▶ GIVEN INSTRUCTION: Gather up every line that includes the string "this".
— BEGIN EXCERPTED RECORDS —
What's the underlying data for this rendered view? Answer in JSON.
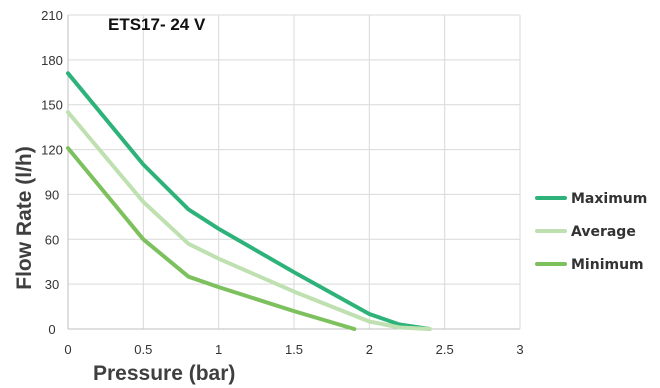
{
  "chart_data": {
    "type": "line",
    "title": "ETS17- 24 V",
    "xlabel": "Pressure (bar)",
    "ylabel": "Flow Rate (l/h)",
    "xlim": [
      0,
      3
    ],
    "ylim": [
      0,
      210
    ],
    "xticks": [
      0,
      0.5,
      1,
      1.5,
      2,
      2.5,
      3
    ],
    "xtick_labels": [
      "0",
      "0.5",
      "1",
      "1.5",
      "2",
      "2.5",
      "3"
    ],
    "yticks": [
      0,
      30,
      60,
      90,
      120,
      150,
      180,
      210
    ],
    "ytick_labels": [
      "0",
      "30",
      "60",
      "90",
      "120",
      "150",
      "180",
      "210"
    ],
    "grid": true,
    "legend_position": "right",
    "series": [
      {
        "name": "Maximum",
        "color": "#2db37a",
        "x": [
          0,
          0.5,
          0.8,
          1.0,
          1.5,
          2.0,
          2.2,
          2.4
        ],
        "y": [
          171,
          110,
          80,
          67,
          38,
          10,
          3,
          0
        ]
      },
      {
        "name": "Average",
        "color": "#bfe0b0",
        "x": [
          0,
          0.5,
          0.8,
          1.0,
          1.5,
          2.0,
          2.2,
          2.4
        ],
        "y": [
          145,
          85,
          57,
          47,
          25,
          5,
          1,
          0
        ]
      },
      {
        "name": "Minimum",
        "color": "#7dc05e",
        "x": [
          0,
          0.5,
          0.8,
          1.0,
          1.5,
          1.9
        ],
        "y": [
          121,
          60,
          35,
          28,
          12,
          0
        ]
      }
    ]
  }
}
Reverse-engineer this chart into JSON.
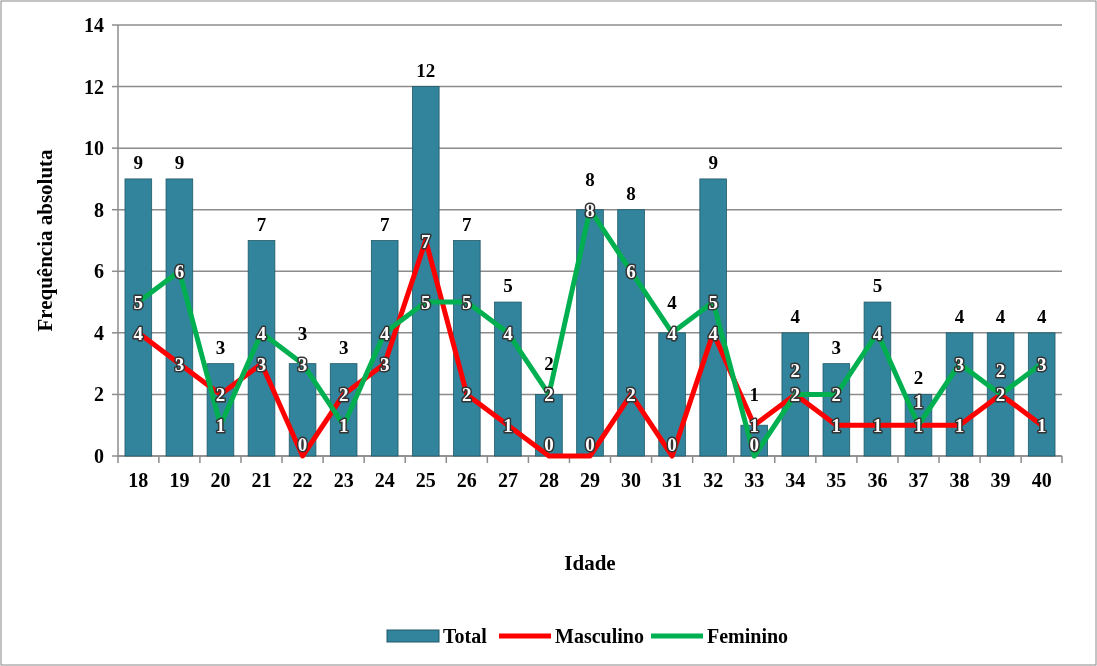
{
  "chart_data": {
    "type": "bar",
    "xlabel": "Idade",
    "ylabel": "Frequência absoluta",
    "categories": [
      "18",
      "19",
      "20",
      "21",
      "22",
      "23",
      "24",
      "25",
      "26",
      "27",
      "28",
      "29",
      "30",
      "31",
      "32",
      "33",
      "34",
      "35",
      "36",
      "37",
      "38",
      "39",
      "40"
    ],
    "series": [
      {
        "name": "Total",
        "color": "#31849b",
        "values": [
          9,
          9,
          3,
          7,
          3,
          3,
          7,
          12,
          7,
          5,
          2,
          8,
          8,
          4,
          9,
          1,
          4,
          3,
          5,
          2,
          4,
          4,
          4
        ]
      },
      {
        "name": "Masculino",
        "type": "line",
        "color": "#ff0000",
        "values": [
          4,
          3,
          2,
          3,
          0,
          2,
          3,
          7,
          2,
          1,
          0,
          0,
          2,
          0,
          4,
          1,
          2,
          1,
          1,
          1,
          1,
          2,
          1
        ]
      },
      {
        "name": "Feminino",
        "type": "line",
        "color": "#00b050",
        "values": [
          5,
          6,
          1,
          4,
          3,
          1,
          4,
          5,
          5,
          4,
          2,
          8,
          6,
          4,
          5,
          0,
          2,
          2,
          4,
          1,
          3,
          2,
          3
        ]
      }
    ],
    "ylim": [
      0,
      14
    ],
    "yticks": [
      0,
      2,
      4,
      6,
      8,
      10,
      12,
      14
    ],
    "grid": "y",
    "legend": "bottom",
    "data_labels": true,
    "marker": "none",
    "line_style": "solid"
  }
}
— END EXCERPTED RECORDS —
▶ EXERCISE OUTPUT:
What's the underlying data for this rendered view? Answer in JSON.
Reverse-engineer this chart into JSON.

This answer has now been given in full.